### AIM
Go through the listing and return every line with "ylabel" in it.

*** INPUT ROWS

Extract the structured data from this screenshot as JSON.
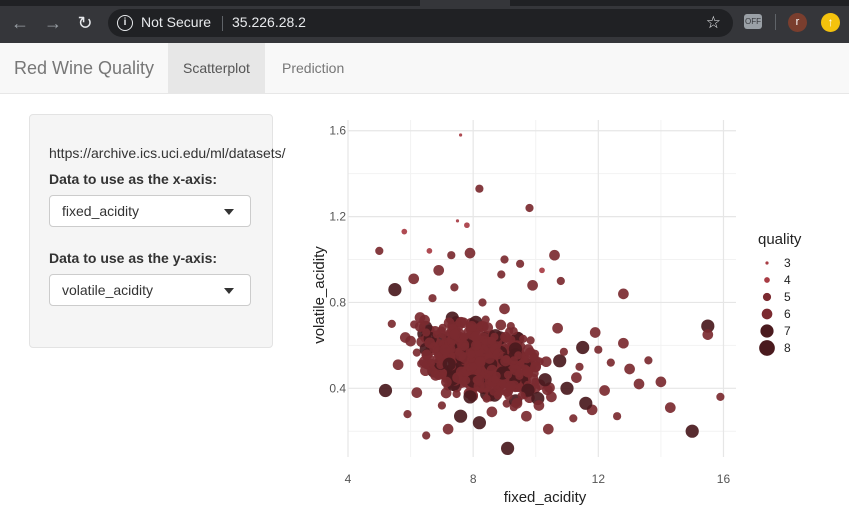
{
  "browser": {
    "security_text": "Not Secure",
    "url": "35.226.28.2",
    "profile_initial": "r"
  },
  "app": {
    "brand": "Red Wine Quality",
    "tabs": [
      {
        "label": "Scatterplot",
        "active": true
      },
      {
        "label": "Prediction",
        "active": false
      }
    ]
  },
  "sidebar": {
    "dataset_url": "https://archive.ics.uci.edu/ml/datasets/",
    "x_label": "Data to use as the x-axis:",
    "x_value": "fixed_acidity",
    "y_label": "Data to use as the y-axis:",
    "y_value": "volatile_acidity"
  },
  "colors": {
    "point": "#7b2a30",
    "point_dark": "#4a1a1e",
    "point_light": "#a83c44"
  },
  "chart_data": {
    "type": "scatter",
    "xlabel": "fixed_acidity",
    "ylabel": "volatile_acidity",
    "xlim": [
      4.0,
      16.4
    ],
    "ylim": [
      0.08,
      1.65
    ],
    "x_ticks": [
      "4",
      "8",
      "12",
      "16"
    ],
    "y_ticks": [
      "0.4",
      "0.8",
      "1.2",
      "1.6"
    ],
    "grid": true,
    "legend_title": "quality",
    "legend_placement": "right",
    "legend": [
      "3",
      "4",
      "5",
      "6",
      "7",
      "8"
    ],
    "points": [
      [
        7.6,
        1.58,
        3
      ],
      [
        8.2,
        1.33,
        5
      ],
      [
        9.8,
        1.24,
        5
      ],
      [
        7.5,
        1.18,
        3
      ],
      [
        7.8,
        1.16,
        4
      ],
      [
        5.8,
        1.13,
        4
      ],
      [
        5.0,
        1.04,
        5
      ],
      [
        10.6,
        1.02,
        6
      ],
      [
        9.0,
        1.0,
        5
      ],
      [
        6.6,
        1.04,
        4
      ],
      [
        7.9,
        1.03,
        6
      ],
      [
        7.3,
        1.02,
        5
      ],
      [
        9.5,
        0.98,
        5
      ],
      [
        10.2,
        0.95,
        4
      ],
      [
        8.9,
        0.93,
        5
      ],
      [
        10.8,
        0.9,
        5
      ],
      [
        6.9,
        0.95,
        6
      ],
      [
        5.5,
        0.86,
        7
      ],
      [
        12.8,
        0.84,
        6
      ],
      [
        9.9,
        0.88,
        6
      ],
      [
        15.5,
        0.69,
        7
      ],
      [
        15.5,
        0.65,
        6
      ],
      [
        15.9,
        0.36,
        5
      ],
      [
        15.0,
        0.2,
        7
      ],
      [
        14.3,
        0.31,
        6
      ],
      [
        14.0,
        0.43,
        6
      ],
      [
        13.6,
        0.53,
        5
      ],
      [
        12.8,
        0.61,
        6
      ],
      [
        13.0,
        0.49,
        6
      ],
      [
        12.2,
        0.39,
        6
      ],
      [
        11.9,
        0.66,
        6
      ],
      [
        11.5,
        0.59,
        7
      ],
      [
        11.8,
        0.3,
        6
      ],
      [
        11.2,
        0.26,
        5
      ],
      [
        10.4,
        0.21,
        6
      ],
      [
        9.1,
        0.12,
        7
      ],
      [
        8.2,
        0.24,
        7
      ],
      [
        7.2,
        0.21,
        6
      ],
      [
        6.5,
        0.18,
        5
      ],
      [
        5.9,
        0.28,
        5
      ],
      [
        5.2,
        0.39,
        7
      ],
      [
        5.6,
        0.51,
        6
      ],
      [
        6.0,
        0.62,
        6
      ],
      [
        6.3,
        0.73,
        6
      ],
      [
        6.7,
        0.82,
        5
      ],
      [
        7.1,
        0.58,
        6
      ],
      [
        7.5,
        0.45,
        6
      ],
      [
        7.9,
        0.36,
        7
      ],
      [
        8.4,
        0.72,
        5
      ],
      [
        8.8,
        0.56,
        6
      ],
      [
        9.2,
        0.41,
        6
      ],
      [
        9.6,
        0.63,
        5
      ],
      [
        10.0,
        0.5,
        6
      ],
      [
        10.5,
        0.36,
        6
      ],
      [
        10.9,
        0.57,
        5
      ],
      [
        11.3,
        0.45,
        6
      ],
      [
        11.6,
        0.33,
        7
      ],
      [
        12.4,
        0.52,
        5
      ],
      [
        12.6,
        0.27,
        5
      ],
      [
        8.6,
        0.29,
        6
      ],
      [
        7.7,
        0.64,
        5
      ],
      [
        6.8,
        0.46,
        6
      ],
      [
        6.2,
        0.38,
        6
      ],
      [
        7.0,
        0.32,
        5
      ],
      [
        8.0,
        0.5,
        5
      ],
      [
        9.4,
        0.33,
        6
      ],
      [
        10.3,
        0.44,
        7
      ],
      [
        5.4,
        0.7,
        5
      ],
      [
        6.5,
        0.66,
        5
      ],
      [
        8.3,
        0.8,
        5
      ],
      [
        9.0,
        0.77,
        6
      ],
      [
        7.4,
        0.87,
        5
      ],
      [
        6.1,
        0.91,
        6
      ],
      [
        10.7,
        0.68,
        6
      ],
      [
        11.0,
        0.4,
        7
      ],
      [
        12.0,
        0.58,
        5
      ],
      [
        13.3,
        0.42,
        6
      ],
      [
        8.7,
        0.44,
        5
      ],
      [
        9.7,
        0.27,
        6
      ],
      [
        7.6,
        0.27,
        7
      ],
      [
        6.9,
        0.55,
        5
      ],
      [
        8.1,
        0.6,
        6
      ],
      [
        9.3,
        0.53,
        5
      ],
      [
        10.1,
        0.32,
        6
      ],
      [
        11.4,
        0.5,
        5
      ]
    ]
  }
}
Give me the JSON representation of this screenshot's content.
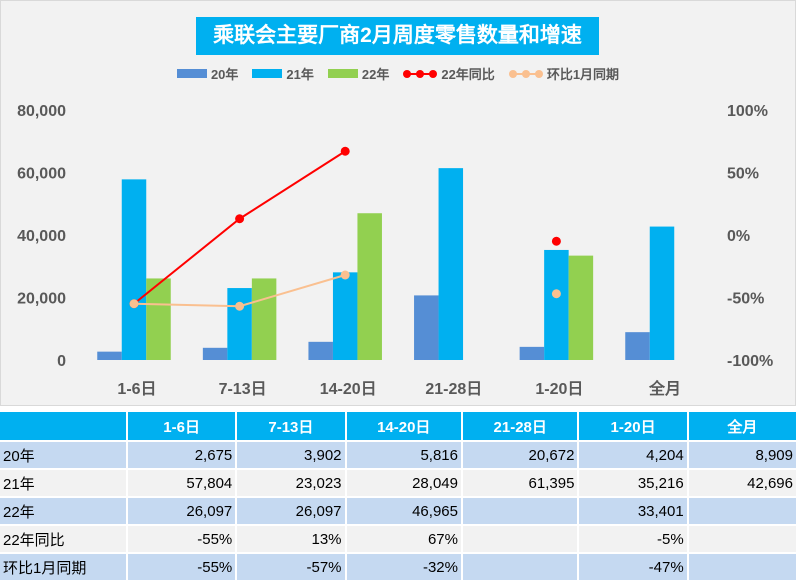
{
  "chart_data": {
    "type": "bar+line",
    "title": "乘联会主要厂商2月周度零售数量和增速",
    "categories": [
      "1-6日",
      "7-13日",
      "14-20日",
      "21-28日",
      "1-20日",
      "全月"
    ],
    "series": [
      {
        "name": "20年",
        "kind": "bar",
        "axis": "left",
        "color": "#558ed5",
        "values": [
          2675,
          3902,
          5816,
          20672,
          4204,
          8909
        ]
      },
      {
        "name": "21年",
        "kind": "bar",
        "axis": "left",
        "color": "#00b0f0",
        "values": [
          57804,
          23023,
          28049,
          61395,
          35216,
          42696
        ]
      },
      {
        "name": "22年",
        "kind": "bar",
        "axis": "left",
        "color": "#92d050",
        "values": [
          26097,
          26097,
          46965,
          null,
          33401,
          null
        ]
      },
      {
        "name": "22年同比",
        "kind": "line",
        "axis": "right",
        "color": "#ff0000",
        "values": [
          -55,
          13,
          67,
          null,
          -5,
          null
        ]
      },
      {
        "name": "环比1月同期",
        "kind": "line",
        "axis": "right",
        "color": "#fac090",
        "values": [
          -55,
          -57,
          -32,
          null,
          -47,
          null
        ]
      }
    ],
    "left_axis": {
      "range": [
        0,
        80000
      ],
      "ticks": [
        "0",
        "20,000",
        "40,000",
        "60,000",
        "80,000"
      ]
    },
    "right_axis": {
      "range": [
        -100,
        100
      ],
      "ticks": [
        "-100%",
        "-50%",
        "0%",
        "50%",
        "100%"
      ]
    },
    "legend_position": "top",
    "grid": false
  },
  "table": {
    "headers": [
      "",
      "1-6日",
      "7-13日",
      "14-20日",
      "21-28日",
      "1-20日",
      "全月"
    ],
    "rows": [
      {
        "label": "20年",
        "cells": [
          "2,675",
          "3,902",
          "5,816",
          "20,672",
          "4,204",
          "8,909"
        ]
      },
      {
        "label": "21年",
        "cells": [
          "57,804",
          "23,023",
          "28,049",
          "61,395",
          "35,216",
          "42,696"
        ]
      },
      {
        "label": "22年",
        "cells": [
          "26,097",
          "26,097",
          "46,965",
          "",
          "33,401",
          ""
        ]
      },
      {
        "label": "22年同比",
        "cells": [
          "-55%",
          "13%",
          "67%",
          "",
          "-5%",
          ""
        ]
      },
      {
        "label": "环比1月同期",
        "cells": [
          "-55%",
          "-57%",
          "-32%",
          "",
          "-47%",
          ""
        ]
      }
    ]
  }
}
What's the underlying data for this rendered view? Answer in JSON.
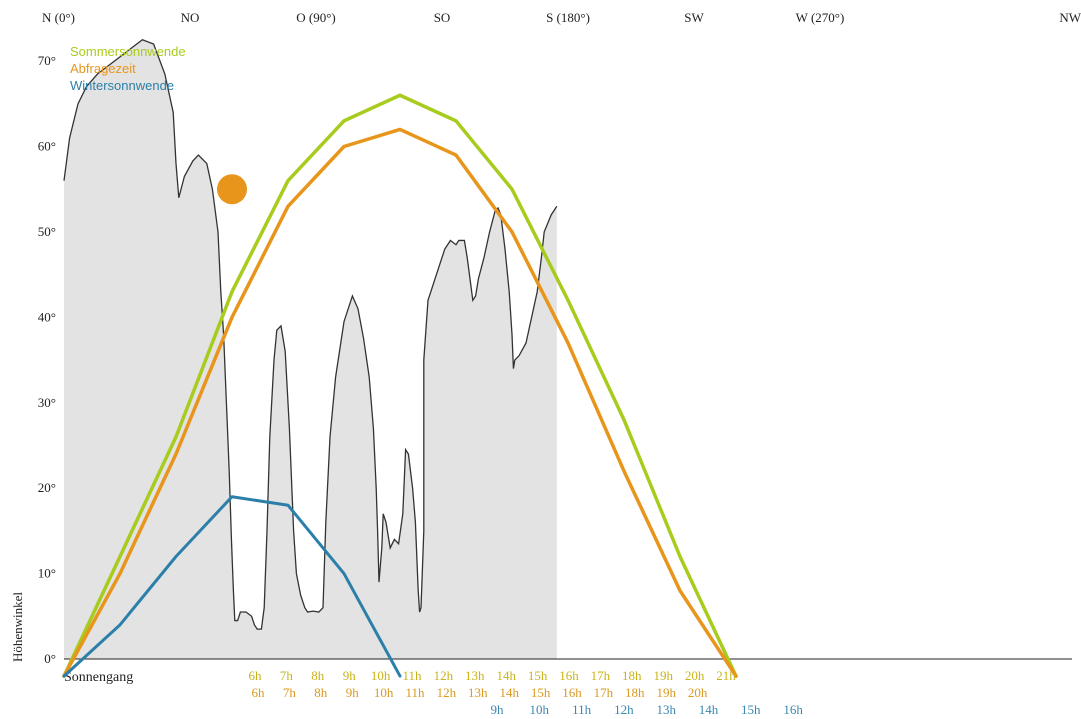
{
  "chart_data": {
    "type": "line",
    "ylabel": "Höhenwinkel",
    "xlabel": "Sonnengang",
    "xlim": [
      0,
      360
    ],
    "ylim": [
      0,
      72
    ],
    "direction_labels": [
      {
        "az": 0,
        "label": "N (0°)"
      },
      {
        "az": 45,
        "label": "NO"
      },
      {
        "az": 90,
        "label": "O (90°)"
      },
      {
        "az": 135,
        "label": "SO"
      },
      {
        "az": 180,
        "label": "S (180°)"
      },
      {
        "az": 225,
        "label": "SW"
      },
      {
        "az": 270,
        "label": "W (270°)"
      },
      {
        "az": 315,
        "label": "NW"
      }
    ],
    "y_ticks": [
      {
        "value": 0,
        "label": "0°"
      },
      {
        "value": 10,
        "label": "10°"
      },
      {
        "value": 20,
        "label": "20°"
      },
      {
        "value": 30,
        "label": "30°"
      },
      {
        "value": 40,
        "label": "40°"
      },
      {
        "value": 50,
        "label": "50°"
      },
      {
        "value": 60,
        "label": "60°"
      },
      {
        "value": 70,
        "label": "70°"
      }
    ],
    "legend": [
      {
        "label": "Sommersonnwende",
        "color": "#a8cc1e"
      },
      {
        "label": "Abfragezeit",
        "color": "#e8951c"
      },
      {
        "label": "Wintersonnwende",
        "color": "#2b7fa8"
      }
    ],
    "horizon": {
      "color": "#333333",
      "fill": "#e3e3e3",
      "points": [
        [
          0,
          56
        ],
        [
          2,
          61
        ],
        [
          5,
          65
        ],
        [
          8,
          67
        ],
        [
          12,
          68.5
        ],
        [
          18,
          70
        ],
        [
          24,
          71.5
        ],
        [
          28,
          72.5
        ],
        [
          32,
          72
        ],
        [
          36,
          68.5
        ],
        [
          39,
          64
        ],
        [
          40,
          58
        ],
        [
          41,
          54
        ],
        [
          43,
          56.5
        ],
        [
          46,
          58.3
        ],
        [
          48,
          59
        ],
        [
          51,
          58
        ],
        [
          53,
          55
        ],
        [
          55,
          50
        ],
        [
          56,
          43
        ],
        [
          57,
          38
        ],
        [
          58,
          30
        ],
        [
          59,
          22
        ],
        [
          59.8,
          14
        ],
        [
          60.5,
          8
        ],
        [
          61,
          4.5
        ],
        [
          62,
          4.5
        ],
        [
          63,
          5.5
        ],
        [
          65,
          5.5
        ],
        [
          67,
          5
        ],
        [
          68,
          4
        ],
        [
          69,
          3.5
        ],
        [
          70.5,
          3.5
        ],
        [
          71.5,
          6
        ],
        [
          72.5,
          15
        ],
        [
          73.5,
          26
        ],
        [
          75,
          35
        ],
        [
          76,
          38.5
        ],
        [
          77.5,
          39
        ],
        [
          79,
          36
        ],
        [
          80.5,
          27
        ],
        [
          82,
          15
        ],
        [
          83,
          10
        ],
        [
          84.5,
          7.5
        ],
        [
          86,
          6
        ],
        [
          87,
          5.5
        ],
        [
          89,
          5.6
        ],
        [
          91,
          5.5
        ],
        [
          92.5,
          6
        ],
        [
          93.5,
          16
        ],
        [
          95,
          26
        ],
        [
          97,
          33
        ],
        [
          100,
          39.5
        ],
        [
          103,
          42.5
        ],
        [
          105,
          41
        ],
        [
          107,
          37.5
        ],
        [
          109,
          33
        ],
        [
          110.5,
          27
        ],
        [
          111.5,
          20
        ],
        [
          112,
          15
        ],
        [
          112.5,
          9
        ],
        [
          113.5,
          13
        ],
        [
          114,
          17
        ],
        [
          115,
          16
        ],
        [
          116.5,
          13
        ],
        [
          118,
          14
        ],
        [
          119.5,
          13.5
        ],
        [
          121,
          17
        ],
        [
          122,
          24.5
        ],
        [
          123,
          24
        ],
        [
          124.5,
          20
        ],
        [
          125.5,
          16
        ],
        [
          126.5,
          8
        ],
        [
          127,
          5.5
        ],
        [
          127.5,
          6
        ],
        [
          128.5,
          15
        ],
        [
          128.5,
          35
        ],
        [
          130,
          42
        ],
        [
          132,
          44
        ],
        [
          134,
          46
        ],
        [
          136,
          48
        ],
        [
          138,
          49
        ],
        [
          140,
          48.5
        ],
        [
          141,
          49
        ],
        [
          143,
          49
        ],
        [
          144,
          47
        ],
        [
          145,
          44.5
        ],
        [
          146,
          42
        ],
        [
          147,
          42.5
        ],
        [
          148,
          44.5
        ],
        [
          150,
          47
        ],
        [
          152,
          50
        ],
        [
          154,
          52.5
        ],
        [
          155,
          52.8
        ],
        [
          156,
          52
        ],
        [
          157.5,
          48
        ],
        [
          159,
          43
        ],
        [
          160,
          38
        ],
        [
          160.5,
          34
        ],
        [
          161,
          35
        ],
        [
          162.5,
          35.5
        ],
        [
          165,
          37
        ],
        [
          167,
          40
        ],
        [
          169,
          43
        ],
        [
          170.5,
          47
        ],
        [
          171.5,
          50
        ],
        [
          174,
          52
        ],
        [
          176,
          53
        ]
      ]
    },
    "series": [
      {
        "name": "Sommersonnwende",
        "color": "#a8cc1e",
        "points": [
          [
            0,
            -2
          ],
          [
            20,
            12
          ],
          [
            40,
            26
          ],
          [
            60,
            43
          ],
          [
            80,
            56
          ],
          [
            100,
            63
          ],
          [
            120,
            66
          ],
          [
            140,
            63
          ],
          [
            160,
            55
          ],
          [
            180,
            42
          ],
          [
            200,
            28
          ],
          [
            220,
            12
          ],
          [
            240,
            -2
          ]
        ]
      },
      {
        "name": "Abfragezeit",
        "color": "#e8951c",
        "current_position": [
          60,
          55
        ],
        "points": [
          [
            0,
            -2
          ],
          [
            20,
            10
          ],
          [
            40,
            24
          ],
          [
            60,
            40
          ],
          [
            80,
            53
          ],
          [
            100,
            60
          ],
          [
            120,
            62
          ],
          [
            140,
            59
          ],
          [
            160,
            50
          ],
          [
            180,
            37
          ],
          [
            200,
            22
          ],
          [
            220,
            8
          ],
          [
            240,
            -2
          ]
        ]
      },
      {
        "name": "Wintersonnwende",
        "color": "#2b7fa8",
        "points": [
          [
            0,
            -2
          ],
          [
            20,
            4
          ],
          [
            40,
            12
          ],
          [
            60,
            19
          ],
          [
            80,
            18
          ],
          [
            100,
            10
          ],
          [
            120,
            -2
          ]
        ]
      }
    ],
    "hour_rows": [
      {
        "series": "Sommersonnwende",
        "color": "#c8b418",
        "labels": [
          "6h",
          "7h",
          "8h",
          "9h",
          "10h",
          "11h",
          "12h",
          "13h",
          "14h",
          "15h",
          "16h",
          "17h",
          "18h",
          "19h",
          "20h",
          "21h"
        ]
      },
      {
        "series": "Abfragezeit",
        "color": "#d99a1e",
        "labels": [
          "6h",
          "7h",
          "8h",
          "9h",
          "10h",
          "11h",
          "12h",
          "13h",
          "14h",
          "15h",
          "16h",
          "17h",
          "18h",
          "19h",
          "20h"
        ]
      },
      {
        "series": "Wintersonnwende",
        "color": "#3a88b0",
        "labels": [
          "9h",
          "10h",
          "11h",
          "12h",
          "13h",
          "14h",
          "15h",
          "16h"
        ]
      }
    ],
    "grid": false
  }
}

******

### SOLUTION FOR THIS TASK
    "ylabel": "volatile_acidity",
    "ylabel": "Höhenwinkel",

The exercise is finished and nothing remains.